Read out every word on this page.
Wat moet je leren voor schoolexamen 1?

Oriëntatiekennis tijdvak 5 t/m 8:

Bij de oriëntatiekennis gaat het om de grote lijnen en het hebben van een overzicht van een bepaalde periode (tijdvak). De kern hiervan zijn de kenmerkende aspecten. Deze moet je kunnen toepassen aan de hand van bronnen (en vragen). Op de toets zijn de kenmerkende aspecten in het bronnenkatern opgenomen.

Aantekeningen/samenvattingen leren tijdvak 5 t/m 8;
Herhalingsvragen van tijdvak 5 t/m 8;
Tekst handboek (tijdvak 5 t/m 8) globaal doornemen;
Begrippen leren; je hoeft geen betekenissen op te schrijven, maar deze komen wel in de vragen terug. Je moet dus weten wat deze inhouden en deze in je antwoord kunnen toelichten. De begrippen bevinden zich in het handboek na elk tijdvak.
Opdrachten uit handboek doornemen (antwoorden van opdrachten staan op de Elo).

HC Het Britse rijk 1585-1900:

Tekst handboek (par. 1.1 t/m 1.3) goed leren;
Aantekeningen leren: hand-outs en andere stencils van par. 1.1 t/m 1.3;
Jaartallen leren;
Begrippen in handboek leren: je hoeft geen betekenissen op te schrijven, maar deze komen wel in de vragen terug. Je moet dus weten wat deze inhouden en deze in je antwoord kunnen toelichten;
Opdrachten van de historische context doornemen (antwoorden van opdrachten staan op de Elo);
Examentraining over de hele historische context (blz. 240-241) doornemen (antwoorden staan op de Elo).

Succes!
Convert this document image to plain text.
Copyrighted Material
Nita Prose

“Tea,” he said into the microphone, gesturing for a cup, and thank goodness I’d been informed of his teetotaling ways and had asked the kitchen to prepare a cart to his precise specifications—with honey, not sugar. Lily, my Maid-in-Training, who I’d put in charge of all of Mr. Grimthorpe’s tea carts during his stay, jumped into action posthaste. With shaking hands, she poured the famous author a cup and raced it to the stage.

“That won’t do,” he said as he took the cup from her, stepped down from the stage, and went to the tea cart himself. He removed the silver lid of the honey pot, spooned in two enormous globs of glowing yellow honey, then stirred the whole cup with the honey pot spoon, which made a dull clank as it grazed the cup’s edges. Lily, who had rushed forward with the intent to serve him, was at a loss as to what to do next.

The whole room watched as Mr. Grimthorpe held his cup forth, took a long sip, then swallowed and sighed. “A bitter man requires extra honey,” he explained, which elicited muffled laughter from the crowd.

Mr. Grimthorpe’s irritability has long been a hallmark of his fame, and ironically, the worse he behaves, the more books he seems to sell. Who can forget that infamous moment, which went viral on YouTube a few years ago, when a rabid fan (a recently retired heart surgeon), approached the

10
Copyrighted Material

────────────────

(Task brief) Restate exactly the lines running from the line with "Convert this document image to plain text." to the end of the entries above, both ends included.

(Output for this exercise)
Convert this document image to plain text.
Copyrighted Material
Nita Prose

“Tea,” he said into the microphone, gesturing for a cup, and thank goodness I’d been informed of his teetotaling ways and had asked the kitchen to prepare a cart to his precise specifications—with honey, not sugar. Lily, my Maid-in-Training, who I’d put in charge of all of Mr. Grimthorpe’s tea carts during his stay, jumped into action posthaste. With shaking hands, she poured the famous author a cup and raced it to the stage.

“That won’t do,” he said as he took the cup from her, stepped down from the stage, and went to the tea cart himself. He removed the silver lid of the honey pot, spooned in two enormous globs of glowing yellow honey, then stirred the whole cup with the honey pot spoon, which made a dull clank as it grazed the cup’s edges. Lily, who had rushed forward with the intent to serve him, was at a loss as to what to do next.

The whole room watched as Mr. Grimthorpe held his cup forth, took a long sip, then swallowed and sighed. “A bitter man requires extra honey,” he explained, which elicited muffled laughter from the crowd.

Mr. Grimthorpe’s irritability has long been a hallmark of his fame, and ironically, the worse he behaves, the more books he seems to sell. Who can forget that infamous moment, which went viral on YouTube a few years ago, when a rabid fan (a recently retired heart surgeon), approached the

10
Copyrighted Material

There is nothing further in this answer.